/*
  xsns_13_ina219.ino - INA219 Current Sensor support for Sonoff-Tasmota

  Copyright (C) 2019  Stefan Bode and Theo Arends

  This program is free software: you can redistribute it and/or modify
  it under the terms of the GNU General Public License as published by
  the Free Software Foundation, either version 3 of the License, or
  (at your option) any later version.

  This program is distributed in the hope that it will be useful,
  but WITHOUT ANY WARRANTY; without even the implied warranty of
  MERCHANTABILITY or FITNESS FOR A PARTICULAR PURPOSE.  See the
  GNU General Public License for more details.

  You should have received a copy of the GNU General Public License
  along with this program.  If not, see <http://www.gnu.org/licenses/>.
*/

#ifdef USE_I2C
#ifdef USE_INA219
/*********************************************************************************************\
 * INA219 - Low voltage (max 32V!) Current sensor
 *
 * Source: Adafruit Industries
 *
 * I2C Address: 0x40, 0x41 0x44 or 0x45
\*********************************************************************************************/

#define XSNS_13                                 13

#define INA219_ADDRESS1                         (0x40)    // 1000000 (A0+A1=GND)

● **PROBLEMS TO WORK ON**:
1: Decide whether each statement agrees with the INA219 source file, answering yes or no and quoting the words that settle it: (a) The sensor handles a maximum of 32V. (b) The program is offered only under version 2 of the GNU General Public License. (c) INA219_ADDRESS1 corresponds to A0 and A1 both tied to ground.
2: According to the INA219 source file, what source is credited for the sensor code?

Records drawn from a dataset
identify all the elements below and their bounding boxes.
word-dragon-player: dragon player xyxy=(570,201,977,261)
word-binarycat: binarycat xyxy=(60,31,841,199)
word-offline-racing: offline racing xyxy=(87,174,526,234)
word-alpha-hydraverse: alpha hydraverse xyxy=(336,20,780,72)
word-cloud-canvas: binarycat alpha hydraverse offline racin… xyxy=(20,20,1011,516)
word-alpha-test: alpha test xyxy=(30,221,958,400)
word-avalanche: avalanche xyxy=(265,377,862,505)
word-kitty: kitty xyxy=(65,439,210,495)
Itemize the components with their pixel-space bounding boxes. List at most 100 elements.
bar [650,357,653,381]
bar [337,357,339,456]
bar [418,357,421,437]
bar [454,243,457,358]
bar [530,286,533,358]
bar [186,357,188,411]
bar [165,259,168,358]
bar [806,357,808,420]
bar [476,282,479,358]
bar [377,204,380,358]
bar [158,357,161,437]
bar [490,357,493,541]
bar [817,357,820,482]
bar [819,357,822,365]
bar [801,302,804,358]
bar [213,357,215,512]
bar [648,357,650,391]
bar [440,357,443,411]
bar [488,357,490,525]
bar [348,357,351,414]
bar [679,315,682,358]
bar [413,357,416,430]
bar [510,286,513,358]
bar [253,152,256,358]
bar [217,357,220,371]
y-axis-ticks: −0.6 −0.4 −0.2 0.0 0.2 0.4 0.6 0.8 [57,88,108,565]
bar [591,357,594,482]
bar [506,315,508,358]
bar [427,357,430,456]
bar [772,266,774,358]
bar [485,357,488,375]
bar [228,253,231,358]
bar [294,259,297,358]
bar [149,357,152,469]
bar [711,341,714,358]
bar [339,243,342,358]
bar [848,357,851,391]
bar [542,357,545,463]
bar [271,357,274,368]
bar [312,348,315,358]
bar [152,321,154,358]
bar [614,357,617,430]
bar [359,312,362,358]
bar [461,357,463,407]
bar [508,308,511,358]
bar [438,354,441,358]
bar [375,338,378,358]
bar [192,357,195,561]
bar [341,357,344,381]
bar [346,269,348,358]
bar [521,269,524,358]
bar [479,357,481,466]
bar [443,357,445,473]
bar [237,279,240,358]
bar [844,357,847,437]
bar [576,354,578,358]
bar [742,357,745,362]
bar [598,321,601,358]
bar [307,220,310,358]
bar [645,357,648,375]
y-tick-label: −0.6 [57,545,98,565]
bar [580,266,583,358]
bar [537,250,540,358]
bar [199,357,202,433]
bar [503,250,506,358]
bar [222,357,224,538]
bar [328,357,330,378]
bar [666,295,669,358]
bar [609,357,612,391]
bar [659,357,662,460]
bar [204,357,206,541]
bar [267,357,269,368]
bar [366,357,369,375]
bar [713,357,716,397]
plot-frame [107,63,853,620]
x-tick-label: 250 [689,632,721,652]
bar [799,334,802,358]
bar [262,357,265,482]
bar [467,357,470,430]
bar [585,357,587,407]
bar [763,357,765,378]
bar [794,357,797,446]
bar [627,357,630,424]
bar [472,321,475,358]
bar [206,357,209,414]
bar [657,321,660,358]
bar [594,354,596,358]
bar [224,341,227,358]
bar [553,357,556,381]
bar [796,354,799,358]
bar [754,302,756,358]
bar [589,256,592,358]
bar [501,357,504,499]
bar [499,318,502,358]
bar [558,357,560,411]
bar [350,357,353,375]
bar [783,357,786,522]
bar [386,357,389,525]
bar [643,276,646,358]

● **RESULTS FOR EACH TASK**:
1:
(a) Yes: "Low voltage (max 32V!) Current sensor"
(b) No: "either version 3 of the License, or (at your option) any later version."
(c) Yes: "1000000 (A0+A1=GND)"

2: Adafruit Industries